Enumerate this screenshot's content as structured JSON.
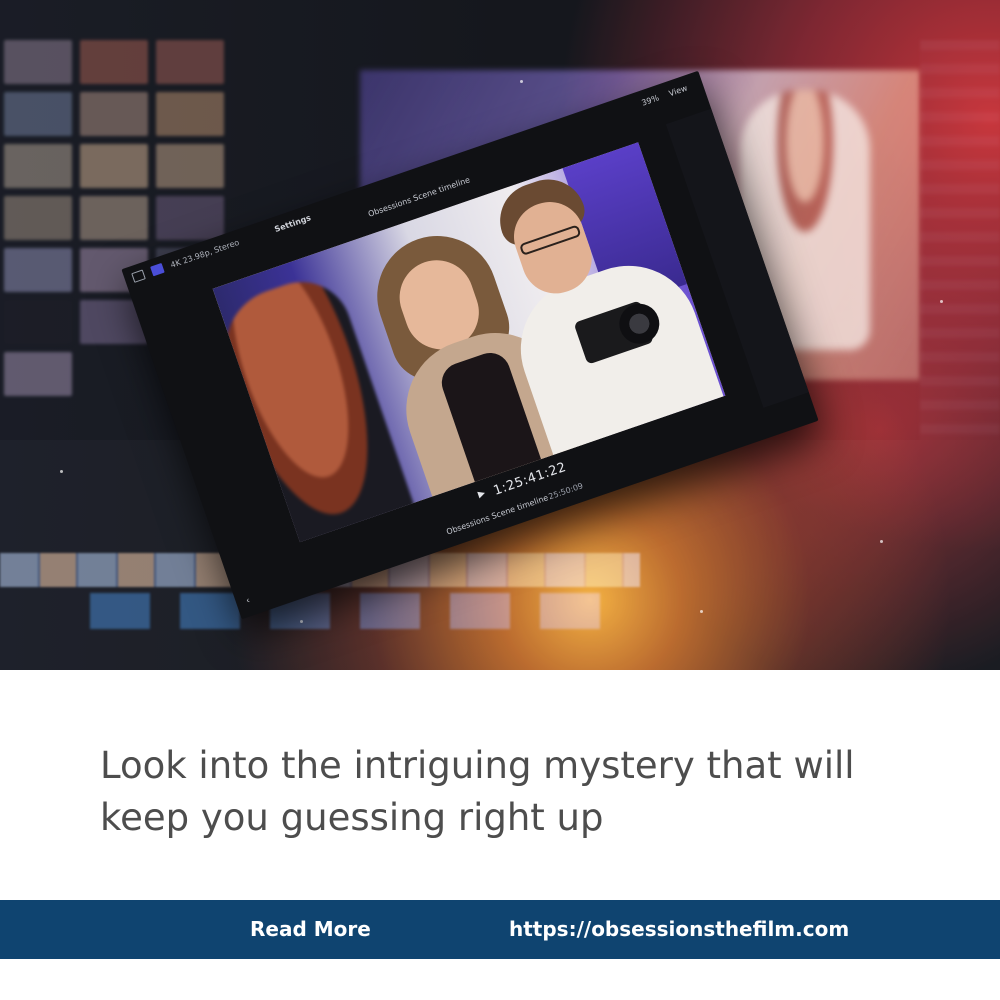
{
  "editor_screenshot": {
    "format_label": "4K 23.98p, Stereo",
    "settings_label": "Settings",
    "timeline_title": "Obsessions Scene timeline",
    "zoom_label": "39%",
    "view_label": "View",
    "timecode": "1:25:41:22",
    "timeline_selector": "Obsessions Scene timeline",
    "duration": "25:50:09"
  },
  "caption": {
    "line1": "Look into the intriguing mystery that will",
    "line2": "keep you guessing right up"
  },
  "footer": {
    "read_more_label": "Read More",
    "url_label": "https://obsessionsthefilm.com"
  },
  "colors": {
    "footer_bg": "#0f4470",
    "caption_text": "#4d4d4d",
    "accent_orange": "#f0a020",
    "accent_red": "#d52323"
  }
}
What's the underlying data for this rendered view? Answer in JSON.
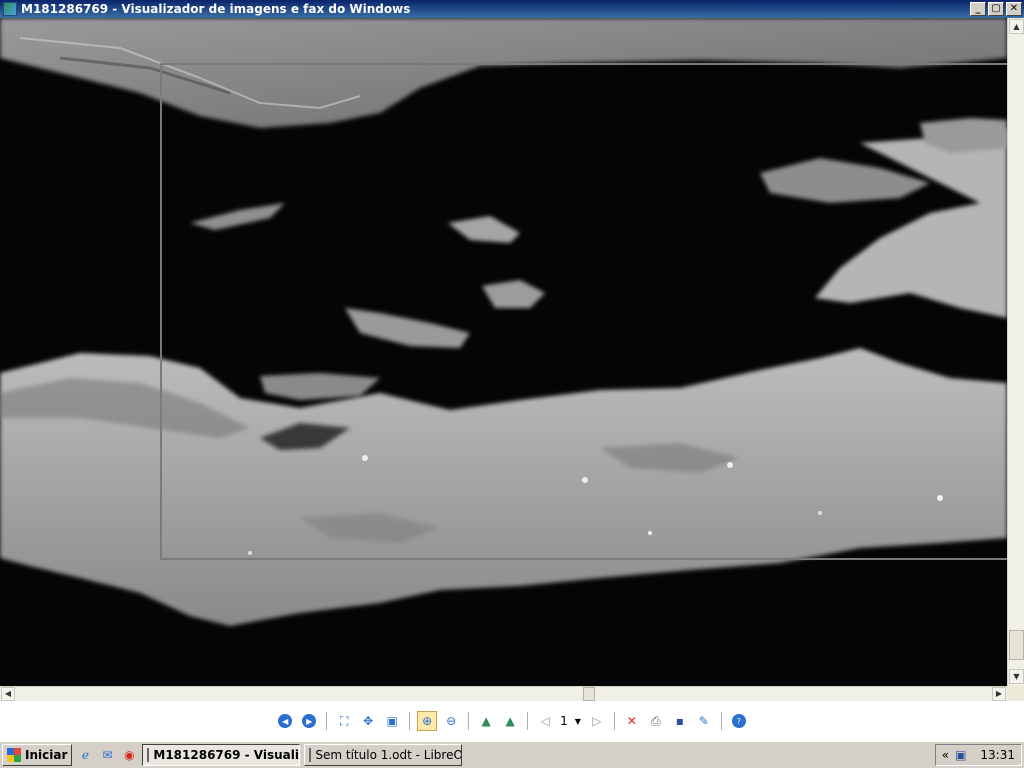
{
  "window": {
    "title": "M181286769 - Visualizador de imagens e fax do Windows",
    "controls": {
      "minimize": "_",
      "maximize": "▢",
      "close": "✕"
    }
  },
  "toolbar": {
    "page_number": "1",
    "buttons": [
      "previous-image-icon",
      "next-image-icon",
      "best-fit-icon",
      "actual-size-icon",
      "slideshow-icon",
      "zoom-in-icon",
      "zoom-out-icon",
      "rotate-clockwise-icon",
      "rotate-counterclockwise-icon",
      "previous-page-icon",
      "page-dropdown-icon",
      "next-page-icon",
      "delete-icon",
      "print-icon",
      "save-icon",
      "edit-icon",
      "help-icon"
    ],
    "active_button": "zoom-in-icon",
    "colors": {
      "nav_blue": "#2b6fcf",
      "delete_red": "#d52b1e",
      "rotate_green": "#2e8b57"
    }
  },
  "taskbar": {
    "start_label": "Iniciar",
    "tasks": [
      {
        "label": "M181286769 - Visuali...",
        "active": true
      },
      {
        "label": "Sem título 1.odt - LibreO...",
        "active": false
      }
    ],
    "tray_chevron": "«",
    "clock": "13:31"
  },
  "colors": {
    "titlebar_start": "#0a246a",
    "titlebar_end": "#3a6ea5",
    "taskbar": "#d4d0c8"
  }
}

_____

## EXERCISE DETAILS:
Repeat the material verbatim. Do not carry over any picture.

## OUTPUT BELOW:
Enumerate this screenshot's content as structured JSON.
{
  "editor_screenshot": {
    "format_label": "4K 23.98p, Stereo",
    "settings_label": "Settings",
    "timeline_title": "Obsessions Scene timeline",
    "zoom_label": "39%",
    "view_label": "View",
    "timecode": "1:25:41:22",
    "timeline_selector": "Obsessions Scene timeline",
    "duration": "25:50:09"
  },
  "caption": {
    "line1": "Look into the intriguing mystery that will",
    "line2": "keep you guessing right up"
  },
  "footer": {
    "read_more_label": "Read More",
    "url_label": "https://obsessionsthefilm.com"
  },
  "colors": {
    "footer_bg": "#0f4470",
    "caption_text": "#4d4d4d",
    "accent_orange": "#f0a020",
    "accent_red": "#d52323"
  }
}
What's the underlying data for this rendered view? Answer in JSON.
{
  "window": {
    "title": "M181286769 - Visualizador de imagens e fax do Windows",
    "controls": {
      "minimize": "_",
      "maximize": "▢",
      "close": "✕"
    }
  },
  "toolbar": {
    "page_number": "1",
    "buttons": [
      "previous-image-icon",
      "next-image-icon",
      "best-fit-icon",
      "actual-size-icon",
      "slideshow-icon",
      "zoom-in-icon",
      "zoom-out-icon",
      "rotate-clockwise-icon",
      "rotate-counterclockwise-icon",
      "previous-page-icon",
      "page-dropdown-icon",
      "next-page-icon",
      "delete-icon",
      "print-icon",
      "save-icon",
      "edit-icon",
      "help-icon"
    ],
    "active_button": "zoom-in-icon",
    "colors": {
      "nav_blue": "#2b6fcf",
      "delete_red": "#d52b1e",
      "rotate_green": "#2e8b57"
    }
  },
  "taskbar": {
    "start_label": "Iniciar",
    "tasks": [
      {
        "label": "M181286769 - Visuali...",
        "active": true
      },
      {
        "label": "Sem título 1.odt - LibreO...",
        "active": false
      }
    ],
    "tray_chevron": "«",
    "clock": "13:31"
  },
  "colors": {
    "titlebar_start": "#0a246a",
    "titlebar_end": "#3a6ea5",
    "taskbar": "#d4d0c8"
  }
}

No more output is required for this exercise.